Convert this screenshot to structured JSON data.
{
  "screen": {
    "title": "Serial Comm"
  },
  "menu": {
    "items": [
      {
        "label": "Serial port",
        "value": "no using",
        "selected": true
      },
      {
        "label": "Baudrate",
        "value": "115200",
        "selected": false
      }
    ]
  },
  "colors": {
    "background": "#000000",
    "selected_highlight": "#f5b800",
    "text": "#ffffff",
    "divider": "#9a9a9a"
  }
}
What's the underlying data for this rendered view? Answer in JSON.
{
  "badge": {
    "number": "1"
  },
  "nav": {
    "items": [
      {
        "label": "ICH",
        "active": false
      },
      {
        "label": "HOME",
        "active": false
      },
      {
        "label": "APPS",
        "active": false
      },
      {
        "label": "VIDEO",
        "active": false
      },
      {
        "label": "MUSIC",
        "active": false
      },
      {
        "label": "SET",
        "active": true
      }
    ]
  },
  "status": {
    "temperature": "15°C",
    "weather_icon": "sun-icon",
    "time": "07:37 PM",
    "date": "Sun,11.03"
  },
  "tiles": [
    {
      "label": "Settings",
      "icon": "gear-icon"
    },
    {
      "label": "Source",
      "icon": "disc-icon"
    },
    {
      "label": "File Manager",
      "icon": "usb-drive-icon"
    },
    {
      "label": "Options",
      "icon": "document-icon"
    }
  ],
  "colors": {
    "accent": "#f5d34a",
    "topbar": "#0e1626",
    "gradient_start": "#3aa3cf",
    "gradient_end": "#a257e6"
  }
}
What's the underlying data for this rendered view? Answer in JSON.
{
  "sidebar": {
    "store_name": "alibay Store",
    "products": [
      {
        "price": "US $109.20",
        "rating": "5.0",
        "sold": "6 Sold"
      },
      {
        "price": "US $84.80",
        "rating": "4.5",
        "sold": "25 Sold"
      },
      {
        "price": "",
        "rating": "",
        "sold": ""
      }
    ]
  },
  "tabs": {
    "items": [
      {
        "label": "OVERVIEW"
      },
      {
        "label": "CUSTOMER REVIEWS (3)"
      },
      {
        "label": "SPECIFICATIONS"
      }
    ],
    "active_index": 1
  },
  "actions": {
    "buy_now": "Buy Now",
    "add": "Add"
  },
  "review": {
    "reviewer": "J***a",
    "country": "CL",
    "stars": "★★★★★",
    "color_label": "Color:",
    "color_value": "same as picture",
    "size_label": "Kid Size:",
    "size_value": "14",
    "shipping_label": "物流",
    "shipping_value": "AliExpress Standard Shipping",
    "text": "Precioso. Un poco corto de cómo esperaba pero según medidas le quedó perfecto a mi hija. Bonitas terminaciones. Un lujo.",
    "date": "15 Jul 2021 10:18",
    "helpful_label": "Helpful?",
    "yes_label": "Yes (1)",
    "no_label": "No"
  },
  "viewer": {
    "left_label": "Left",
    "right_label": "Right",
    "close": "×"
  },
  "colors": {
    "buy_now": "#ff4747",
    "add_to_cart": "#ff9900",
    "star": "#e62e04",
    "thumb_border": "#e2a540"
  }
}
========================================
**The request:** Using the entries above, find all lines with "icon". Copy them.

**Final result:**
    "weather_icon": "sun-icon",
      "icon": "gear-icon"
      "icon": "disc-icon"
      "icon": "usb-drive-icon"
      "icon": "document-icon"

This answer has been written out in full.